* [Your goal]: Lines holding the string "xlabel" are the ones to copy; find them all in the data.

* [Dataset extract]:
┄┄┄┄┄┄┄┄┄┄┄┄┄┄┄┄┄┄┄┄

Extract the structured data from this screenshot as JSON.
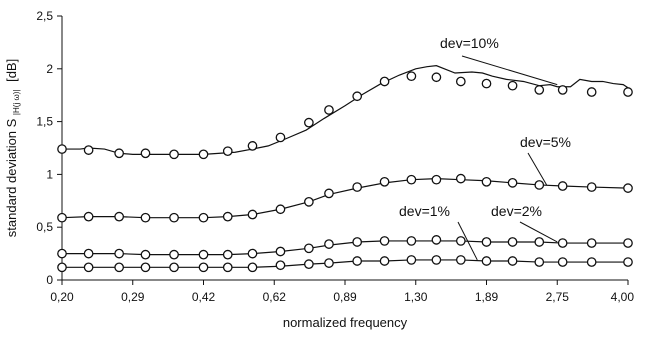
{
  "chart_data": {
    "type": "line",
    "xlabel": "normalized frequency",
    "ylabel": "standard deviation S",
    "ylabel_subscript": "|H(j ω)|",
    "ylabel_unit": "[dB]",
    "ylim": [
      0,
      2.5
    ],
    "yticks": [
      0,
      0.5,
      1,
      1.5,
      2,
      2.5
    ],
    "ytick_labels": [
      "0",
      "0,5",
      "1",
      "1,5",
      "2",
      "2,5"
    ],
    "x_scale": "log",
    "xlim": [
      0.2,
      4.0
    ],
    "xticks": [
      0.2,
      0.29,
      0.42,
      0.62,
      0.89,
      1.3,
      1.89,
      2.75,
      4.0
    ],
    "xtick_labels": [
      "0,20",
      "0,29",
      "0,42",
      "0,62",
      "0,89",
      "1,30",
      "1,89",
      "2,75",
      "4,00"
    ],
    "grid": false,
    "legend": "none",
    "series": [
      {
        "name": "dev=10%",
        "curve_x": [
          0.2,
          0.21,
          0.22,
          0.23,
          0.25,
          0.27,
          0.29,
          0.31,
          0.34,
          0.38,
          0.42,
          0.46,
          0.5,
          0.55,
          0.6,
          0.66,
          0.73,
          0.8,
          0.89,
          0.98,
          1.08,
          1.19,
          1.3,
          1.38,
          1.45,
          1.6,
          1.75,
          1.85,
          1.95,
          2.1,
          2.3,
          2.5,
          2.65,
          2.75,
          2.95,
          3.1,
          3.3,
          3.5,
          3.7,
          3.9,
          4.0
        ],
        "curve_y": [
          1.24,
          1.24,
          1.24,
          1.25,
          1.24,
          1.2,
          1.19,
          1.19,
          1.19,
          1.19,
          1.19,
          1.2,
          1.21,
          1.24,
          1.27,
          1.34,
          1.42,
          1.53,
          1.65,
          1.76,
          1.86,
          1.94,
          2.0,
          2.02,
          2.03,
          1.96,
          1.97,
          1.96,
          1.93,
          1.9,
          1.88,
          1.84,
          1.85,
          1.83,
          1.83,
          1.9,
          1.88,
          1.88,
          1.86,
          1.85,
          1.82
        ],
        "points_x": [
          0.2,
          0.23,
          0.27,
          0.31,
          0.36,
          0.42,
          0.48,
          0.55,
          0.64,
          0.74,
          0.82,
          0.95,
          1.1,
          1.27,
          1.45,
          1.65,
          1.89,
          2.17,
          2.5,
          2.83,
          3.3,
          4.0
        ],
        "points_y": [
          1.24,
          1.23,
          1.2,
          1.2,
          1.19,
          1.19,
          1.22,
          1.27,
          1.35,
          1.49,
          1.61,
          1.74,
          1.88,
          1.93,
          1.92,
          1.88,
          1.86,
          1.84,
          1.8,
          1.8,
          1.78,
          1.78
        ]
      },
      {
        "name": "dev=5%",
        "curve_x": [
          0.2,
          0.23,
          0.27,
          0.31,
          0.36,
          0.42,
          0.48,
          0.55,
          0.64,
          0.74,
          0.82,
          0.95,
          1.1,
          1.27,
          1.45,
          1.65,
          1.89,
          2.17,
          2.5,
          2.83,
          3.3,
          4.0
        ],
        "curve_y": [
          0.59,
          0.6,
          0.6,
          0.59,
          0.59,
          0.59,
          0.6,
          0.62,
          0.67,
          0.74,
          0.81,
          0.87,
          0.92,
          0.95,
          0.96,
          0.95,
          0.94,
          0.92,
          0.9,
          0.89,
          0.88,
          0.87
        ],
        "points_x": [
          0.2,
          0.23,
          0.27,
          0.31,
          0.36,
          0.42,
          0.48,
          0.55,
          0.64,
          0.74,
          0.82,
          0.95,
          1.1,
          1.27,
          1.45,
          1.65,
          1.89,
          2.17,
          2.5,
          2.83,
          3.3,
          4.0
        ],
        "points_y": [
          0.59,
          0.6,
          0.6,
          0.59,
          0.59,
          0.59,
          0.6,
          0.62,
          0.67,
          0.74,
          0.82,
          0.88,
          0.93,
          0.95,
          0.95,
          0.96,
          0.93,
          0.92,
          0.9,
          0.89,
          0.88,
          0.87
        ]
      },
      {
        "name": "dev=2%",
        "curve_x": [
          0.2,
          0.23,
          0.27,
          0.31,
          0.36,
          0.42,
          0.48,
          0.55,
          0.64,
          0.74,
          0.82,
          0.95,
          1.1,
          1.27,
          1.45,
          1.65,
          1.89,
          2.17,
          2.5,
          2.83,
          3.3,
          4.0
        ],
        "curve_y": [
          0.25,
          0.25,
          0.25,
          0.24,
          0.24,
          0.24,
          0.24,
          0.25,
          0.27,
          0.3,
          0.33,
          0.36,
          0.37,
          0.37,
          0.37,
          0.37,
          0.36,
          0.36,
          0.36,
          0.35,
          0.35,
          0.35
        ],
        "points_x": [
          0.2,
          0.23,
          0.27,
          0.31,
          0.36,
          0.42,
          0.48,
          0.55,
          0.64,
          0.74,
          0.82,
          0.95,
          1.1,
          1.27,
          1.45,
          1.65,
          1.89,
          2.17,
          2.5,
          2.83,
          3.3,
          4.0
        ],
        "points_y": [
          0.25,
          0.25,
          0.25,
          0.24,
          0.24,
          0.24,
          0.24,
          0.25,
          0.27,
          0.3,
          0.34,
          0.36,
          0.37,
          0.37,
          0.38,
          0.37,
          0.36,
          0.36,
          0.36,
          0.35,
          0.35,
          0.35
        ]
      },
      {
        "name": "dev=1%",
        "curve_x": [
          0.2,
          0.23,
          0.27,
          0.31,
          0.36,
          0.42,
          0.48,
          0.55,
          0.64,
          0.74,
          0.82,
          0.95,
          1.1,
          1.27,
          1.45,
          1.65,
          1.89,
          2.17,
          2.5,
          2.83,
          3.3,
          4.0
        ],
        "curve_y": [
          0.12,
          0.12,
          0.12,
          0.12,
          0.12,
          0.12,
          0.12,
          0.12,
          0.13,
          0.15,
          0.16,
          0.18,
          0.18,
          0.19,
          0.19,
          0.19,
          0.18,
          0.18,
          0.17,
          0.17,
          0.17,
          0.17
        ],
        "points_x": [
          0.2,
          0.23,
          0.27,
          0.31,
          0.36,
          0.42,
          0.48,
          0.55,
          0.64,
          0.74,
          0.82,
          0.95,
          1.1,
          1.27,
          1.45,
          1.65,
          1.89,
          2.17,
          2.5,
          2.83,
          3.3,
          4.0
        ],
        "points_y": [
          0.12,
          0.12,
          0.12,
          0.12,
          0.12,
          0.12,
          0.12,
          0.12,
          0.14,
          0.15,
          0.16,
          0.18,
          0.18,
          0.19,
          0.19,
          0.19,
          0.18,
          0.18,
          0.17,
          0.17,
          0.17,
          0.17
        ]
      }
    ],
    "annotations": [
      {
        "text": "dev=10%",
        "points_to": {
          "x": 2.75,
          "y": 1.85
        }
      },
      {
        "text": "dev=5%",
        "points_to": {
          "x": 2.6,
          "y": 0.9
        }
      },
      {
        "text": "dev=2%",
        "points_to": {
          "x": 2.75,
          "y": 0.36
        }
      },
      {
        "text": "dev=1%",
        "points_to": {
          "x": 1.8,
          "y": 0.19
        }
      }
    ]
  }
}
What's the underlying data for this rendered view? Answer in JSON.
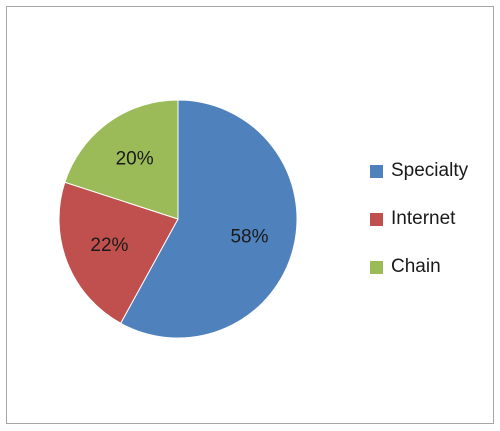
{
  "chart_data": {
    "type": "pie",
    "title": "",
    "legend_position": "right",
    "slices": [
      {
        "name": "Specialty",
        "value": 58,
        "label": "58%",
        "color": "#4f81bd"
      },
      {
        "name": "Internet",
        "value": 22,
        "label": "22%",
        "color": "#c0504d"
      },
      {
        "name": "Chain",
        "value": 20,
        "label": "20%",
        "color": "#9bbb59"
      }
    ]
  }
}
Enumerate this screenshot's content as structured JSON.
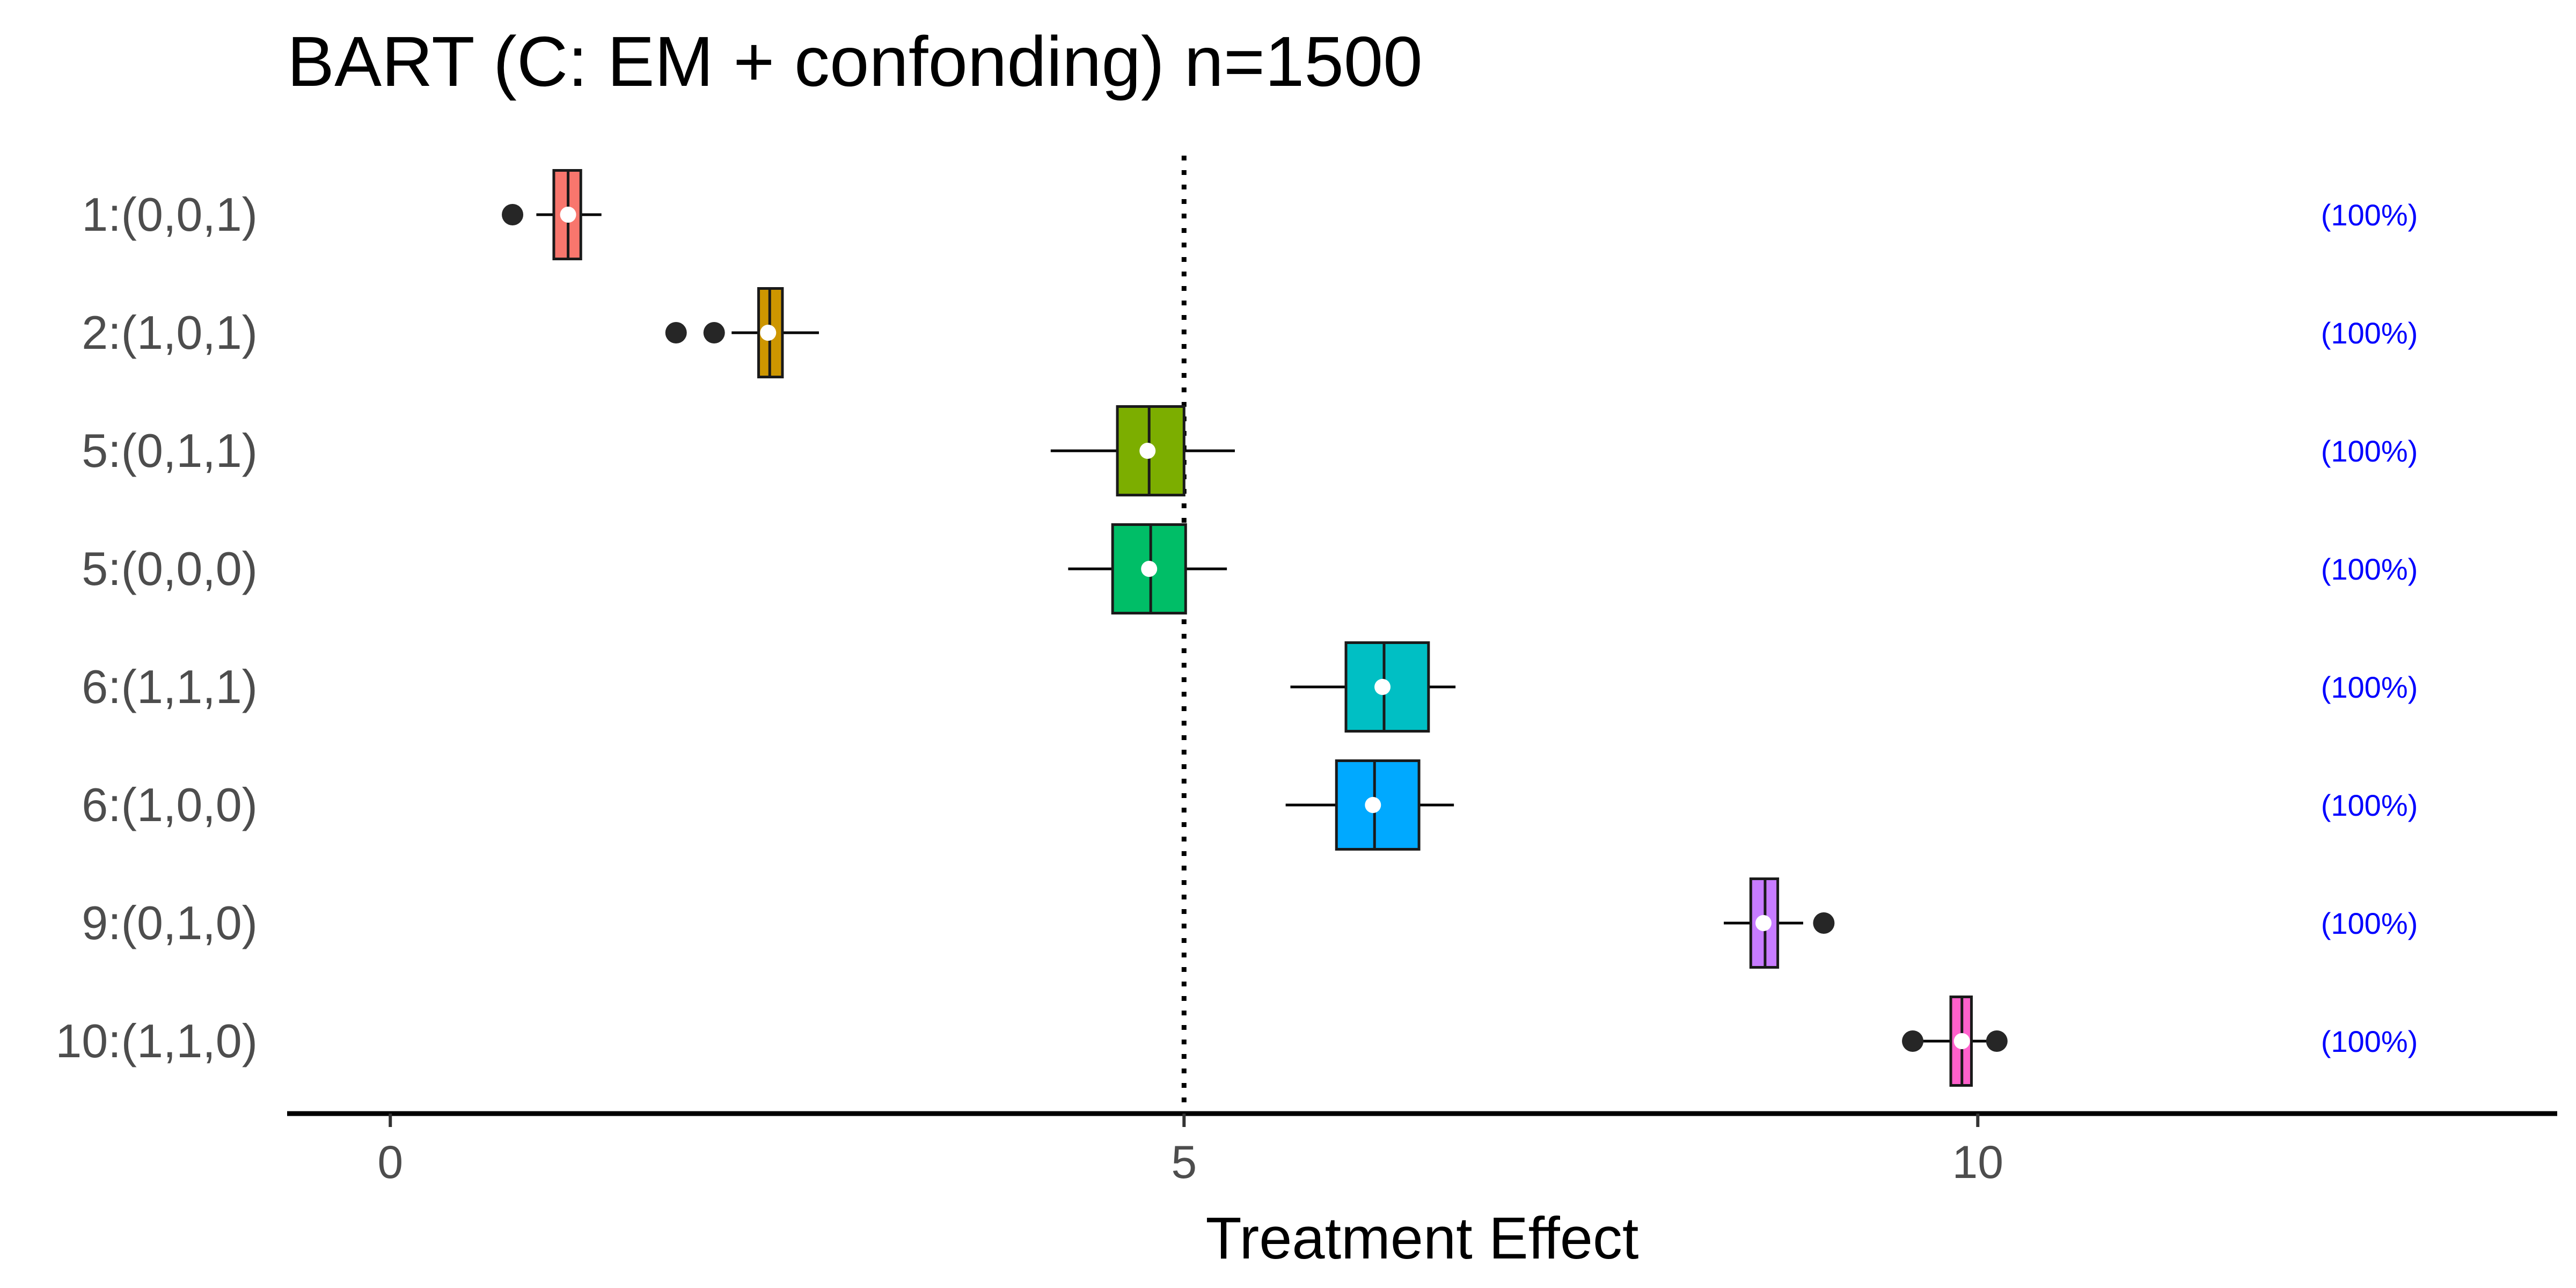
{
  "chart_data": {
    "type": "boxplot",
    "title": "BART (C: EM + confonding) n=1500",
    "xlabel": "Treatment Effect",
    "ylabel": "",
    "xlim": [
      -0.65,
      13.65
    ],
    "xticks": [
      0,
      5,
      10
    ],
    "reference_line": 5,
    "annotation_color": "#0000ff",
    "groups": [
      {
        "label": "1:(0,0,1)",
        "color": "#F8766D",
        "whisker_low": 0.92,
        "q1": 1.03,
        "median": 1.12,
        "q3": 1.2,
        "whisker_high": 1.33,
        "mean": 1.12,
        "outliers": [
          0.77
        ],
        "annotation": "(100%)"
      },
      {
        "label": "2:(1,0,1)",
        "color": "#CD9600",
        "whisker_low": 2.15,
        "q1": 2.32,
        "median": 2.39,
        "q3": 2.47,
        "whisker_high": 2.7,
        "mean": 2.38,
        "outliers": [
          1.8,
          2.04
        ],
        "annotation": "(100%)"
      },
      {
        "label": "5:(0,1,1)",
        "color": "#7CAE00",
        "whisker_low": 4.16,
        "q1": 4.58,
        "median": 4.78,
        "q3": 5.0,
        "whisker_high": 5.32,
        "mean": 4.77,
        "outliers": [],
        "annotation": "(100%)"
      },
      {
        "label": "5:(0,0,0)",
        "color": "#00BE67",
        "whisker_low": 4.27,
        "q1": 4.55,
        "median": 4.79,
        "q3": 5.01,
        "whisker_high": 5.27,
        "mean": 4.78,
        "outliers": [],
        "annotation": "(100%)"
      },
      {
        "label": "6:(1,1,1)",
        "color": "#00BFC4",
        "whisker_low": 5.67,
        "q1": 6.02,
        "median": 6.26,
        "q3": 6.54,
        "whisker_high": 6.71,
        "mean": 6.25,
        "outliers": [],
        "annotation": "(100%)"
      },
      {
        "label": "6:(1,0,0)",
        "color": "#00A9FF",
        "whisker_low": 5.64,
        "q1": 5.96,
        "median": 6.2,
        "q3": 6.48,
        "whisker_high": 6.7,
        "mean": 6.19,
        "outliers": [],
        "annotation": "(100%)"
      },
      {
        "label": "9:(0,1,0)",
        "color": "#C77CFF",
        "whisker_low": 8.4,
        "q1": 8.57,
        "median": 8.66,
        "q3": 8.74,
        "whisker_high": 8.9,
        "mean": 8.65,
        "outliers": [
          9.03
        ],
        "annotation": "(100%)"
      },
      {
        "label": "10:(1,1,0)",
        "color": "#FF61CC",
        "whisker_low": 9.65,
        "q1": 9.83,
        "median": 9.9,
        "q3": 9.96,
        "whisker_high": 10.12,
        "mean": 9.9,
        "outliers": [
          9.59,
          10.12
        ],
        "annotation": "(100%)"
      }
    ]
  }
}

┄┄┄┄┄┄┄┄┄┄┄┄┄┄┄┄┄┄┄┄

* [Solution for this problem]:
    "xlabel": "normalized frequency",
    "xlabel": "Treatment Effect",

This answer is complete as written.